## Problem statement
Answer these questions using the indemnification section:
(a) Which expenses or losses are excluded from the indemnity given to the Escrow Agent?
(b) How must the Escrow Agent notify the other parties after receiving notice of a demand or claim?
(c) Under which sections can the Escrow Agent resign or be discharged without ending the provisions of Section 4.2?

## Text passage
4.2. Indemnification.
The parties hereto agree to jointly and severally indemnify and hold the Escrow Agent harmless from and against any expenses, including
counsel fees and disbursements, or loss suffered by the Escrow Agent in connection with any action, suit or other proceeding involving
any claim which in any way, directly or indirectly, arises out of or relates to this Agreement, the services of the Escrow Agent
hereunder, or the Escrow Asset held by it hereunder, other than expenses or losses arising from the gross negligence or willful
misconduct of the Escrow Agent. Promptly after the receipt by the Escrow Agent of notice of any demand or claim or the commencement
of any action, suit or proceeding, the Escrow Agent shall notify the other parties hereto in writing. In the event of the receipt
of such notice, the Escrow Agent, in its sole discretion, may commence an action in the nature of interpleader in an appropriate
court to determine ownership or disposition of the Escrow Asset or it may deposit the Escrow Asset with the clerk of any appropriate
court or it may retain the Escrow Asset pending receipt of a final, non appealable order of a court having jurisdiction over all
of the parties hereto directing to whom and under what circumstances the Escrow Asset are to be disbursed and delivered. The provisions
of this Section 4.2 shall survive in the event the Escrow Agent resigns or is discharged pursuant to Sections 4.5 or 4.6 below.
4.3. Compensation.

## Data listing
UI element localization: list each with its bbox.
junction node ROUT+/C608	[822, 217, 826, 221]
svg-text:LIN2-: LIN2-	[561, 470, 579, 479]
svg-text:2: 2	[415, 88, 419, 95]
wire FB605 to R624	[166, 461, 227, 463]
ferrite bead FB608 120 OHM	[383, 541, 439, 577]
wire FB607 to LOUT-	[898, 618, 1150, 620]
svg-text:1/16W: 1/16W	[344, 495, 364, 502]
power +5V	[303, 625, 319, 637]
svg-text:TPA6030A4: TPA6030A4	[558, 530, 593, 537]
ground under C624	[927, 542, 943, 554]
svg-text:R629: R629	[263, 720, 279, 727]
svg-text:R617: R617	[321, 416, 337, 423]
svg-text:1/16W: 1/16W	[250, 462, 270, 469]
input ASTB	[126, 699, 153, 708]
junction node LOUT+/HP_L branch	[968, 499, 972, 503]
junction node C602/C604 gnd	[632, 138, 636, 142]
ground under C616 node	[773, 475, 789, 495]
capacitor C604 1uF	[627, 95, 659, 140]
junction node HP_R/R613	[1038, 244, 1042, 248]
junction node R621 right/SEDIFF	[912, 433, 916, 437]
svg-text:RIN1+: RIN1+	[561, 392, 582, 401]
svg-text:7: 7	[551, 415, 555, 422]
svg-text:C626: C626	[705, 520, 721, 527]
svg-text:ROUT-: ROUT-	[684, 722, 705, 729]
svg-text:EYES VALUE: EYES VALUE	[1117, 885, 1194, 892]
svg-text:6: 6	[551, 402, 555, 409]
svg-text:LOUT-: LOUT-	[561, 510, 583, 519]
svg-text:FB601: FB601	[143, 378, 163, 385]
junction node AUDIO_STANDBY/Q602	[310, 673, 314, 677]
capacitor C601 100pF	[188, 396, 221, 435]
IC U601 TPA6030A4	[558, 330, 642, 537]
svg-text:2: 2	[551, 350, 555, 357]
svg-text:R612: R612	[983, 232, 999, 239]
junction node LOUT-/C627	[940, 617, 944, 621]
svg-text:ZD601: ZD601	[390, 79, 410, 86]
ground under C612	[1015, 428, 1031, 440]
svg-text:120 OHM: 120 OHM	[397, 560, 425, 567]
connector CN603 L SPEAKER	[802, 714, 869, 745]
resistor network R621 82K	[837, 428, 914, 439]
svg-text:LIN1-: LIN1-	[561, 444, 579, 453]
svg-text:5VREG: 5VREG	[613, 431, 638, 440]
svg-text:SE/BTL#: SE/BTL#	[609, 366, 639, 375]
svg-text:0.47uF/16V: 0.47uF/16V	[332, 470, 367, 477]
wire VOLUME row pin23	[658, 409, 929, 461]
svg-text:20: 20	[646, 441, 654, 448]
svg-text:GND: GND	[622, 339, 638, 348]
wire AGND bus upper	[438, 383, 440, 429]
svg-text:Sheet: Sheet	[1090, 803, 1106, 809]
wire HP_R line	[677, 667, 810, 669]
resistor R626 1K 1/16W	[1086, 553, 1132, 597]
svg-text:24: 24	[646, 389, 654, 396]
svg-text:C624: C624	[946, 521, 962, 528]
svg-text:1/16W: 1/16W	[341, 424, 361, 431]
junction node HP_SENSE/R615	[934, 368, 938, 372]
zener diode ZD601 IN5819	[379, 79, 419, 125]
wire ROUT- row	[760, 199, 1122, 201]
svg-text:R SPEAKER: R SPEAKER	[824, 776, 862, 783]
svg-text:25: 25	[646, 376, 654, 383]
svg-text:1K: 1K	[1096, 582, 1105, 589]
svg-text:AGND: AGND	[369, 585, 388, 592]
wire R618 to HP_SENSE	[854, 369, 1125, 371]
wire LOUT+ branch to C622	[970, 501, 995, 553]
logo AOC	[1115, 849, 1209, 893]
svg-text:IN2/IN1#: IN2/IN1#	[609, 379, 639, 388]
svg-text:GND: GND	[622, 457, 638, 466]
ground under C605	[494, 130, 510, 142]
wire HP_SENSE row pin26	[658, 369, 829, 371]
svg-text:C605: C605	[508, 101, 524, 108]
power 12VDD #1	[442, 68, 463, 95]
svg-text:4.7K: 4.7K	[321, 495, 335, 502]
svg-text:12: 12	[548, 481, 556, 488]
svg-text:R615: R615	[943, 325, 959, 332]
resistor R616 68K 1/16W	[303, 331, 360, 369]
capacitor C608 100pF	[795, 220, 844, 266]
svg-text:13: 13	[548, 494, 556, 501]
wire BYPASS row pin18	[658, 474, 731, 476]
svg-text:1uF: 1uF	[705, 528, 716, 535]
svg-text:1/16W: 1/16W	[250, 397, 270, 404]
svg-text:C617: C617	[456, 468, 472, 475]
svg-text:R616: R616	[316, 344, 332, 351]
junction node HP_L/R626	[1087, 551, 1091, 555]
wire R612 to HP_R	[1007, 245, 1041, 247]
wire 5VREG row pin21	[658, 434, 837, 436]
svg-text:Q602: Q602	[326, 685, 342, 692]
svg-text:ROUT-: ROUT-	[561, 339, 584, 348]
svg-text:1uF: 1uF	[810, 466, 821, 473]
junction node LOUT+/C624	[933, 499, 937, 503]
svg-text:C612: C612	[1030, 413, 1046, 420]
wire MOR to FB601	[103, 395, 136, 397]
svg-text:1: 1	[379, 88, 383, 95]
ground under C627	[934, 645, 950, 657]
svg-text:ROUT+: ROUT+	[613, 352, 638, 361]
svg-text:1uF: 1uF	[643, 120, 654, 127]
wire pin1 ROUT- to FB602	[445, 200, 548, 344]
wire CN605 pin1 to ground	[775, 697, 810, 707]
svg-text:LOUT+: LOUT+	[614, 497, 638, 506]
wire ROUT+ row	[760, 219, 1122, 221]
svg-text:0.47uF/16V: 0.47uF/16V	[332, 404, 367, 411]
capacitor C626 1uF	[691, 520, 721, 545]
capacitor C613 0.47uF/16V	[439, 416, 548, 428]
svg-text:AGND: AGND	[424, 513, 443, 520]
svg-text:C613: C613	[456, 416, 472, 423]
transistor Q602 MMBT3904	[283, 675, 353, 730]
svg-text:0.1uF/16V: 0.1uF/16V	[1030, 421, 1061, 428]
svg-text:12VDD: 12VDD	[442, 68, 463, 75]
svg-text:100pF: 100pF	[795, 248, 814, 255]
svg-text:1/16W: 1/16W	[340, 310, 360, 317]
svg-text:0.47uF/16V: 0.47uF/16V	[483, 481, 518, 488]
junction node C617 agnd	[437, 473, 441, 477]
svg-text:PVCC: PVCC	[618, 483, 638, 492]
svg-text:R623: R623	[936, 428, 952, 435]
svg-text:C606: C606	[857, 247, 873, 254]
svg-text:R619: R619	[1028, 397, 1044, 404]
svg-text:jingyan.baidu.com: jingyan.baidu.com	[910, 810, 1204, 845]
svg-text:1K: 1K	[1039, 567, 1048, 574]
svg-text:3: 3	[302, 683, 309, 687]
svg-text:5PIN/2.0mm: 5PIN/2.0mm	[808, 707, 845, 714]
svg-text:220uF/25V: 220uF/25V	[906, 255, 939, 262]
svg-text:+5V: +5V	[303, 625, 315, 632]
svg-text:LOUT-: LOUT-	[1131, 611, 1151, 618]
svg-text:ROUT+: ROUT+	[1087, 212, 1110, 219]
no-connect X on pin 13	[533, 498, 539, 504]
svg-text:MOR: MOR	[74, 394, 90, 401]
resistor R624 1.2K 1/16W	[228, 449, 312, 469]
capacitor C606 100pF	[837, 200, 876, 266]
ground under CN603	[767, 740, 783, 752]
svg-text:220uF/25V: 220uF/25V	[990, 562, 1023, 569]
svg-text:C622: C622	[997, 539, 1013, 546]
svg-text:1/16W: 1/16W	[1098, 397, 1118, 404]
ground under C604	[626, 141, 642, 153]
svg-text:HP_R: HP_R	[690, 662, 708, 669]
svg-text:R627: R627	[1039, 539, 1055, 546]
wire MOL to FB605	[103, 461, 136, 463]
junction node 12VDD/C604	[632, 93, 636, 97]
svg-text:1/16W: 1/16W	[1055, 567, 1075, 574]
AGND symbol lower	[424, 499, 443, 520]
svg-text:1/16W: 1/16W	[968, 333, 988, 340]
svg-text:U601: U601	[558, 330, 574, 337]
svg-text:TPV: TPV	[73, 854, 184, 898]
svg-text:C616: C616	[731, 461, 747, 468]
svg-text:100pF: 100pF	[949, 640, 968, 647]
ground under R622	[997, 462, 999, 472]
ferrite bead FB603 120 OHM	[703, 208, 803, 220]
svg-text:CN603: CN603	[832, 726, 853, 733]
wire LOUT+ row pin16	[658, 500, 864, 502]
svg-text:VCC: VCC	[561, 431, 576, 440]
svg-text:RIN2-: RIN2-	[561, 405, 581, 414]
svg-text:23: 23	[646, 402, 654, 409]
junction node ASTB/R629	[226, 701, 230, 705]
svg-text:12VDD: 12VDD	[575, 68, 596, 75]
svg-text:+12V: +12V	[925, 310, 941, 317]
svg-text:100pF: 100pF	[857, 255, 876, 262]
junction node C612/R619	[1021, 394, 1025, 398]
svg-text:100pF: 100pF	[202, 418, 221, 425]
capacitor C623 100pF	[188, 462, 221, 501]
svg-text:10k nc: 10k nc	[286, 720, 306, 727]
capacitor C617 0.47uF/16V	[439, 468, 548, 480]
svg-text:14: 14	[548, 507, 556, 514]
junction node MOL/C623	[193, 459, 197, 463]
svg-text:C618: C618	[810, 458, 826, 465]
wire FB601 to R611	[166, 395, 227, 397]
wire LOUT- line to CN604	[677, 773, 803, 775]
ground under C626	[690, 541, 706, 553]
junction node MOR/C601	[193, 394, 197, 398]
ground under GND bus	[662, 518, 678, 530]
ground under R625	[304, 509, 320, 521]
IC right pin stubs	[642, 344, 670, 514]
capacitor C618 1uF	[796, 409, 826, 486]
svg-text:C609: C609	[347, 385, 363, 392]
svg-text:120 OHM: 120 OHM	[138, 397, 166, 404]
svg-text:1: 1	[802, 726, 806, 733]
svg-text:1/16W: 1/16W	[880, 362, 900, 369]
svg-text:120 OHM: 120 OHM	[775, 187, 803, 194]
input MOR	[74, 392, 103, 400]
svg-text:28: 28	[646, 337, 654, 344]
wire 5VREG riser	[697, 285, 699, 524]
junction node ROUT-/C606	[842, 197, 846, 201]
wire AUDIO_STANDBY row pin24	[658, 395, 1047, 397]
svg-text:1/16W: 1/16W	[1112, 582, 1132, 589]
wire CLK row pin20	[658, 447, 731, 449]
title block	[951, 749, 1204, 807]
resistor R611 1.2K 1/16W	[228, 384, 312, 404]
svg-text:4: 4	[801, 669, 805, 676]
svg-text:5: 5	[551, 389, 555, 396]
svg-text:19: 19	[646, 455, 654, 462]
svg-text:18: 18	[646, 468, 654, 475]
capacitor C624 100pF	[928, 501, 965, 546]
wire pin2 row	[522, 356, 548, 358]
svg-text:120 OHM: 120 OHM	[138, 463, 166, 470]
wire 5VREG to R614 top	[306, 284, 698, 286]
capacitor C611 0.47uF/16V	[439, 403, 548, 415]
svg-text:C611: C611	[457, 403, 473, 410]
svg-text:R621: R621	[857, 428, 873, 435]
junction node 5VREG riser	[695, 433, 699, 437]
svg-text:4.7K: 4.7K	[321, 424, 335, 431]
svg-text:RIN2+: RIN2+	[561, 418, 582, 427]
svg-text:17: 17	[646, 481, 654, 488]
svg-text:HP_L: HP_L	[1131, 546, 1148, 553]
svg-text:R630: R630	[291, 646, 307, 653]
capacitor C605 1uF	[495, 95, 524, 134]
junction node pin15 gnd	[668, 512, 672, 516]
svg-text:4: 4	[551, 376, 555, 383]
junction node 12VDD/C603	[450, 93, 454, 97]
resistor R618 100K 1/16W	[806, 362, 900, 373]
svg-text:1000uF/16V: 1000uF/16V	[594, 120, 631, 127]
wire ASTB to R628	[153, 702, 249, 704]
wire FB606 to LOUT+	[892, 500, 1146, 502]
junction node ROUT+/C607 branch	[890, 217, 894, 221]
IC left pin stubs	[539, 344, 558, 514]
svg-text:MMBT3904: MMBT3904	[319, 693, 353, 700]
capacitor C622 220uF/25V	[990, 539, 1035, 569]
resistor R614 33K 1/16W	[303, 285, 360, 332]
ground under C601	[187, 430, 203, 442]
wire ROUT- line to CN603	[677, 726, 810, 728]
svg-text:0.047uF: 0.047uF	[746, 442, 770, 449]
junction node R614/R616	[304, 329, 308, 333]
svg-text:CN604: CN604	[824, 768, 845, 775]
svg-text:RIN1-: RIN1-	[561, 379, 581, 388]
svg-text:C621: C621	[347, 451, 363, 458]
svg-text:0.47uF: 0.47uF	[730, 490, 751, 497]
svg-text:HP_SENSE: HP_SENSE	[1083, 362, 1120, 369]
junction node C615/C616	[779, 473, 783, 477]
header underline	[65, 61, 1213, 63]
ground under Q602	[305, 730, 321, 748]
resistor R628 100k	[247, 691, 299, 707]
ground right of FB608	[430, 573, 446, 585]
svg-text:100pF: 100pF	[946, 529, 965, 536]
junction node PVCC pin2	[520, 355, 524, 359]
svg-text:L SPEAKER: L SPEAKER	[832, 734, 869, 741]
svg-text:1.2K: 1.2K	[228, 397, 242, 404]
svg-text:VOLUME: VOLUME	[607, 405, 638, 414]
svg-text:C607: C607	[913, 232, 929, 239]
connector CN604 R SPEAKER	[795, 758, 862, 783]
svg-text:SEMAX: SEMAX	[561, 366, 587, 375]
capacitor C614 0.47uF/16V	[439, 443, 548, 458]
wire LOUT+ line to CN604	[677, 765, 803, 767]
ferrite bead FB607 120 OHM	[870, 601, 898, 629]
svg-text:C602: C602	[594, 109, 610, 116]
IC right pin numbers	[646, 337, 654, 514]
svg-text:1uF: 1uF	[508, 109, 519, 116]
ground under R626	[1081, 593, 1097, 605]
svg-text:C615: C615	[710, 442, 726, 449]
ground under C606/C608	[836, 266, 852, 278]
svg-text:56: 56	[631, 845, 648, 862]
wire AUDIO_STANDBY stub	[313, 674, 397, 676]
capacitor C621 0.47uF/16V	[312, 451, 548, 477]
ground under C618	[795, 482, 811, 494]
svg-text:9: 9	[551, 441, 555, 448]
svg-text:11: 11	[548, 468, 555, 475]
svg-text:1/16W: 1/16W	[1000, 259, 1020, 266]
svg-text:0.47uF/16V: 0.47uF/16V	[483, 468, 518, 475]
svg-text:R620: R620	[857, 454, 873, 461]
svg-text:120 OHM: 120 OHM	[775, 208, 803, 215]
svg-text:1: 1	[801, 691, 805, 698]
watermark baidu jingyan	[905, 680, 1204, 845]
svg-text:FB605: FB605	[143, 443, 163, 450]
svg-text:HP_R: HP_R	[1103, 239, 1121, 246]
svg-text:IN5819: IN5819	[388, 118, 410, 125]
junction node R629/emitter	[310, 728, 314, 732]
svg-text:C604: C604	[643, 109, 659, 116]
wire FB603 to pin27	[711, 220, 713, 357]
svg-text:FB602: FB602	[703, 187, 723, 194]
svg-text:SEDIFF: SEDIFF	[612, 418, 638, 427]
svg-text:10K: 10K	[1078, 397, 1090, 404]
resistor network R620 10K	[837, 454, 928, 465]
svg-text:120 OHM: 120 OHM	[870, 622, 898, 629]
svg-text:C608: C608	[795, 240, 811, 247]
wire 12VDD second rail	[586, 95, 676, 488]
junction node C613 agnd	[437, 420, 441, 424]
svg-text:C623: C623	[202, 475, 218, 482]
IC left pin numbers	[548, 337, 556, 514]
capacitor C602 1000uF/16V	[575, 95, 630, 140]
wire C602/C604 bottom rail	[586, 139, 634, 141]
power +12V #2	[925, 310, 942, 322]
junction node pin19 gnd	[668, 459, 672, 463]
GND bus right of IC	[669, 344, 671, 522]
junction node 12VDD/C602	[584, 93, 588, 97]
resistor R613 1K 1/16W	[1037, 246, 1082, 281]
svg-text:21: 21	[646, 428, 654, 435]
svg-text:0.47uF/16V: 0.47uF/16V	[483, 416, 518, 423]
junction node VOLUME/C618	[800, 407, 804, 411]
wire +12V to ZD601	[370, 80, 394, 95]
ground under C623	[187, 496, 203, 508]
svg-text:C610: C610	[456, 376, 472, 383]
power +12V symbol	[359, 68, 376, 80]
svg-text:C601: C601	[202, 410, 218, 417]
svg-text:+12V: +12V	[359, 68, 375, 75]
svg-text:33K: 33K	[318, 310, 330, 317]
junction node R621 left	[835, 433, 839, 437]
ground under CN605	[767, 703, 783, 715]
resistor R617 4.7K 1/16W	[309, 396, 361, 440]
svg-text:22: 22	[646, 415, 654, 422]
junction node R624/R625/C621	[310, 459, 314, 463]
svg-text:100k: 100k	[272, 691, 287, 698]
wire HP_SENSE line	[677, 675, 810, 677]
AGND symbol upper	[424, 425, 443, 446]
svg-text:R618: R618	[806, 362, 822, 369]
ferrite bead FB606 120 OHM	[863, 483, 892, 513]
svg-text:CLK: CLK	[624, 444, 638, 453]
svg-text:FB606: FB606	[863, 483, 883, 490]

## The answer
(a) Expenses or losses arising from the gross negligence or willful misconduct of the Escrow Agent are excluded.
(b) The Escrow Agent must notify them promptly and in writing.
(c) Sections 4.5 and 4.6.